** Given task **
Collect each line of the records containing the string "Year".

"""

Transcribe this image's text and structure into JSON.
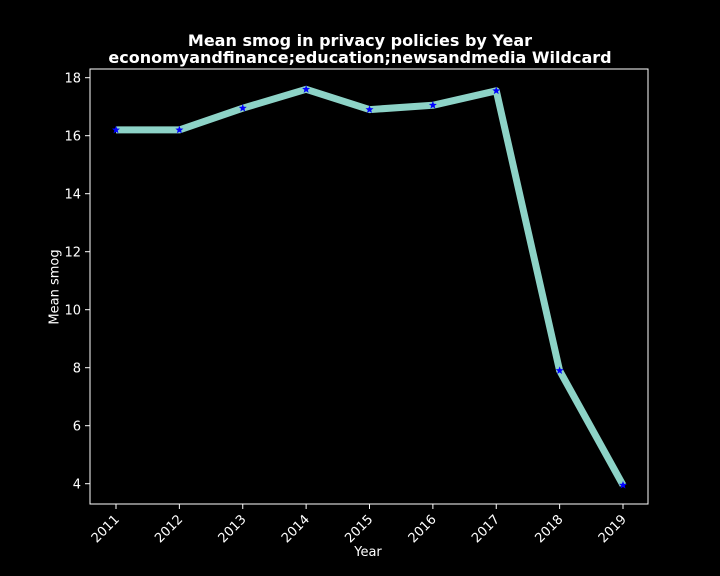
{
  "chart_data": {
    "type": "line",
    "title": "Mean smog in privacy policies by Year",
    "subtitle": "economyandfinance;education;newsandmedia Wildcard",
    "xlabel": "Year",
    "ylabel": "Mean smog",
    "categories": [
      "2011",
      "2012",
      "2013",
      "2014",
      "2015",
      "2016",
      "2017",
      "2018",
      "2019"
    ],
    "values": [
      16.2,
      16.2,
      16.95,
      17.6,
      16.9,
      17.05,
      17.55,
      7.9,
      3.95
    ],
    "yticks": [
      "4",
      "6",
      "8",
      "10",
      "12",
      "14",
      "16",
      "18"
    ],
    "ytick_values": [
      4,
      6,
      8,
      10,
      12,
      14,
      16,
      18
    ],
    "ylim": [
      3.3,
      18.3
    ],
    "line_color": "#8dd3c7",
    "marker_color": "#0000ff",
    "marker": "star",
    "background": "#000000",
    "frame_color": "#ffffff",
    "grid": false,
    "legend": "none"
  }
}
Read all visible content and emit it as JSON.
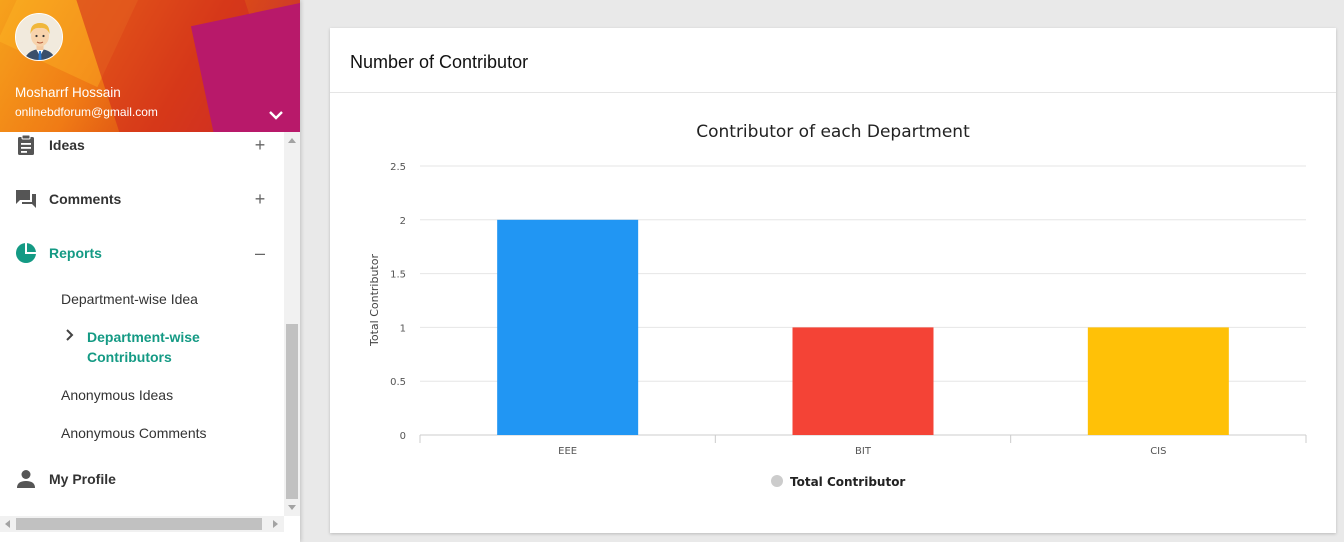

"""

** Solution for this task **
    "title": "Mean smog in privacy policies by Year",
    "xlabel": "Year",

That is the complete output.